## EXERCISE DETAILS
From the entries below, copy every line holding the word "Cozycroft".

## Collected data entries
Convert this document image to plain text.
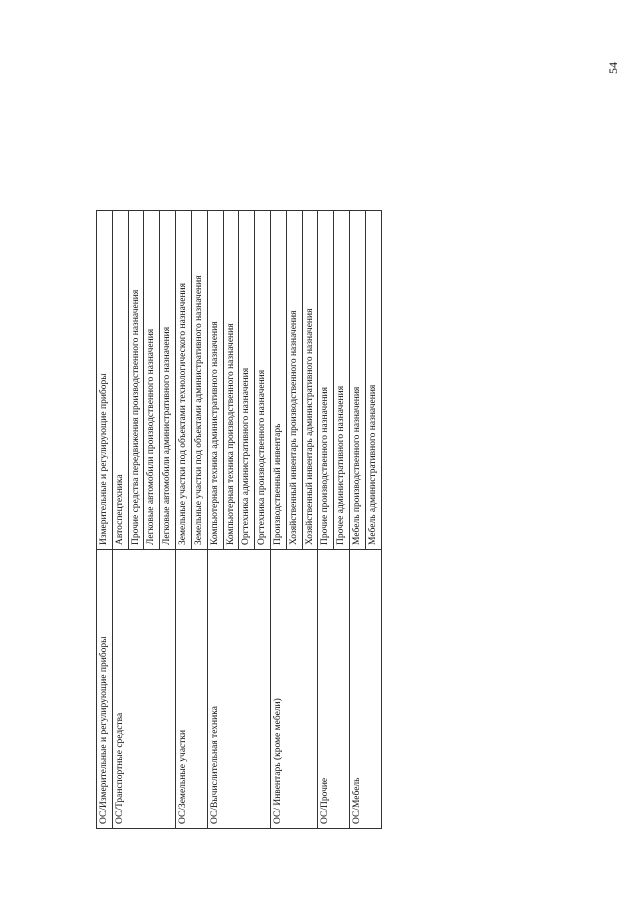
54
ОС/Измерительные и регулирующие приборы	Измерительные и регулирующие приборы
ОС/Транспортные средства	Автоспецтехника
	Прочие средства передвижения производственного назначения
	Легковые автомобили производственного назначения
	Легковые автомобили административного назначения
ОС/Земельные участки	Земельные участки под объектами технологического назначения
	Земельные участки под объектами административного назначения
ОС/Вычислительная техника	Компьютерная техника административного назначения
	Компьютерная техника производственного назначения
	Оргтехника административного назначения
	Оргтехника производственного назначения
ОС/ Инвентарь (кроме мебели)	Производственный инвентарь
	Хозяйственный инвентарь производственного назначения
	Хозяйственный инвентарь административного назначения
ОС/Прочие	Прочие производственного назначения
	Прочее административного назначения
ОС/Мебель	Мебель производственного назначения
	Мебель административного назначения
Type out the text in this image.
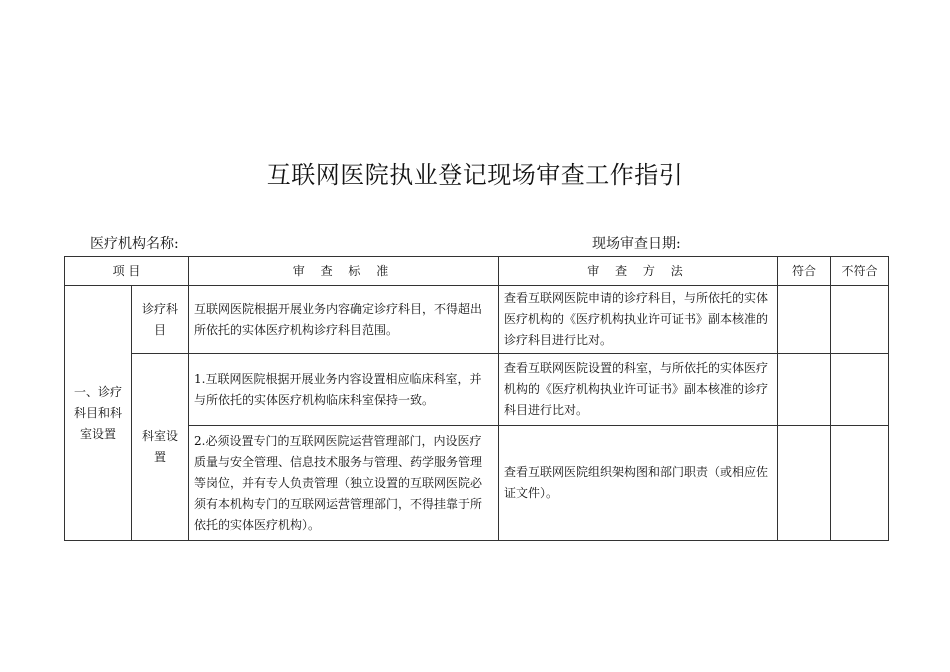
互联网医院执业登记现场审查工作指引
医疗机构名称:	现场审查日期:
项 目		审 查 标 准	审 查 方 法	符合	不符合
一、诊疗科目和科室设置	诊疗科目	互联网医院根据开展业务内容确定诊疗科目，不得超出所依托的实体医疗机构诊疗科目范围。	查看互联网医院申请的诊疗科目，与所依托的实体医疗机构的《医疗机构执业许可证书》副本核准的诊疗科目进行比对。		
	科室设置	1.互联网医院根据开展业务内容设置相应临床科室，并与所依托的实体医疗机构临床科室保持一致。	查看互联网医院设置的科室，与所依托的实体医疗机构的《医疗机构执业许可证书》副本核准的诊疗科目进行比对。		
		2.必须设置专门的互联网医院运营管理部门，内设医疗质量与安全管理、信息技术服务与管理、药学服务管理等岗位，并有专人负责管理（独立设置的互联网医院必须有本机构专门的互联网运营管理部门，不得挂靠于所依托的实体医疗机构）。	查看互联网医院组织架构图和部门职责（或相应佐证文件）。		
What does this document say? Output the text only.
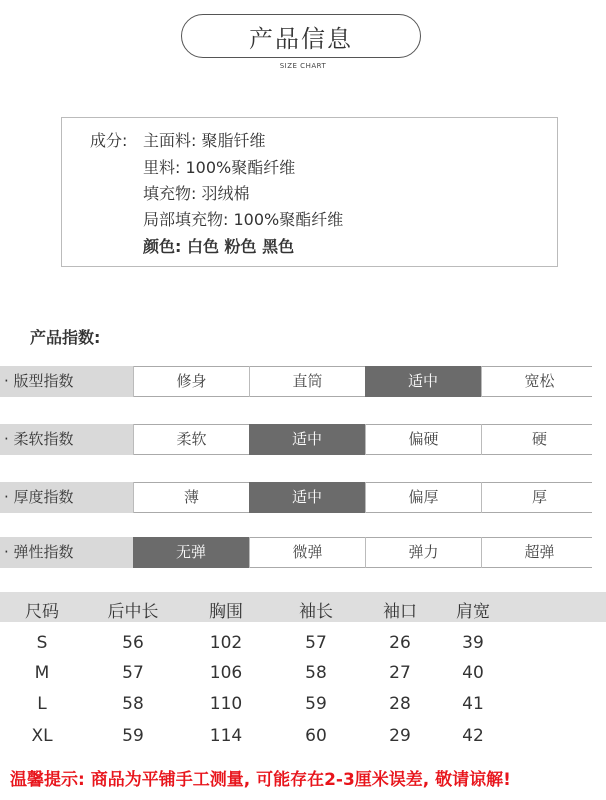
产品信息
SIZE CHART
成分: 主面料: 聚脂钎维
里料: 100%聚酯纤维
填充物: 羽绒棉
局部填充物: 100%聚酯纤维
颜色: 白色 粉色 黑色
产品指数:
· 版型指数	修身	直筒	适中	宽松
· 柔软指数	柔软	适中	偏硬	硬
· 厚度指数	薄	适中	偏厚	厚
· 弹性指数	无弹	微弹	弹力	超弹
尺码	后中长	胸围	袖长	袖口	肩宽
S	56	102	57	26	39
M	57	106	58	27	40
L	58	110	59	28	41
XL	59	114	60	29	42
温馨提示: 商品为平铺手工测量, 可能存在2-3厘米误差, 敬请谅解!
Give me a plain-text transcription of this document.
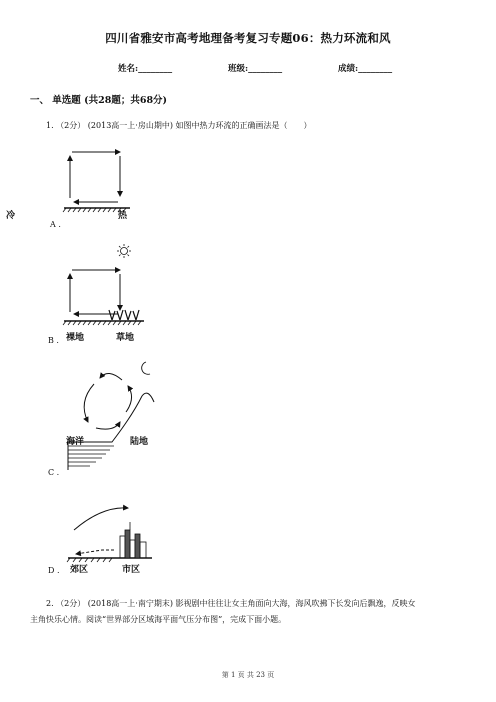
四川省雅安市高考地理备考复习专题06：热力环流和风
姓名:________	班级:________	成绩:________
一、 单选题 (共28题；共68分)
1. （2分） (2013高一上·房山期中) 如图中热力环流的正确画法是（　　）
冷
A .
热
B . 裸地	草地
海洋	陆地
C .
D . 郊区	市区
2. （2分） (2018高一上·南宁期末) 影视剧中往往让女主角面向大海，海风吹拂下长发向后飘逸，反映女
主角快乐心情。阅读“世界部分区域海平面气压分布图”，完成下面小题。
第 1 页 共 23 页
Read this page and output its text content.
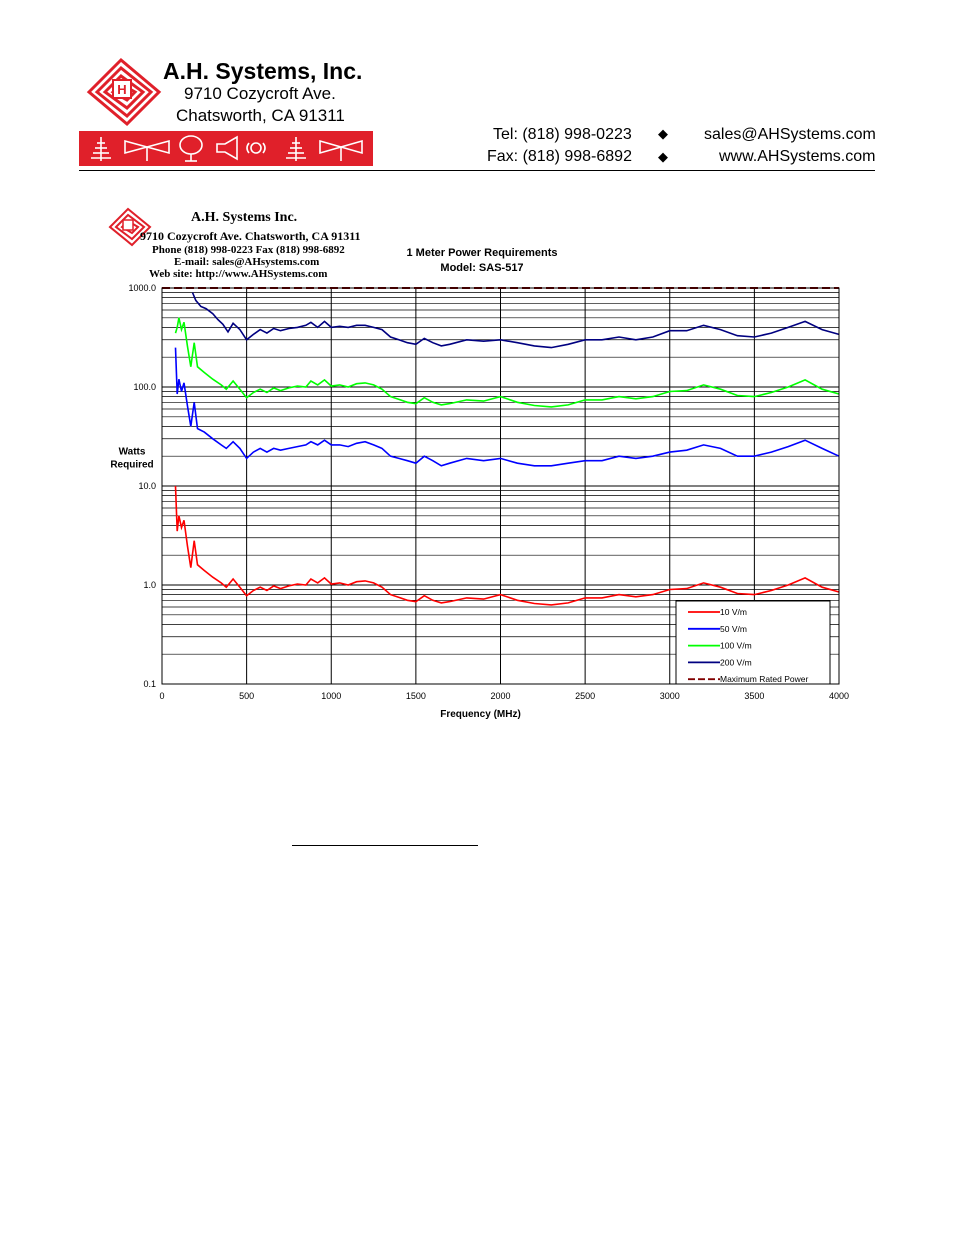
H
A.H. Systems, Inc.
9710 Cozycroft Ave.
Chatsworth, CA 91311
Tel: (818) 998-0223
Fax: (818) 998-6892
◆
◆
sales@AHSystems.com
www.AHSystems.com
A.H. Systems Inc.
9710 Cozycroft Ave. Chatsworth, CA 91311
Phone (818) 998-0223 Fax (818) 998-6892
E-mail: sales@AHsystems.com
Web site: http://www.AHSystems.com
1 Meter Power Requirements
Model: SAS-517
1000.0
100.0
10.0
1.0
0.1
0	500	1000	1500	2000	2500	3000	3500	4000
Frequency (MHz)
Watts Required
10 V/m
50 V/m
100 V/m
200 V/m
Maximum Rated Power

## SOLUTION
9710 Cozycroft Ave.
9710 Cozycroft Ave. Chatsworth, CA 91311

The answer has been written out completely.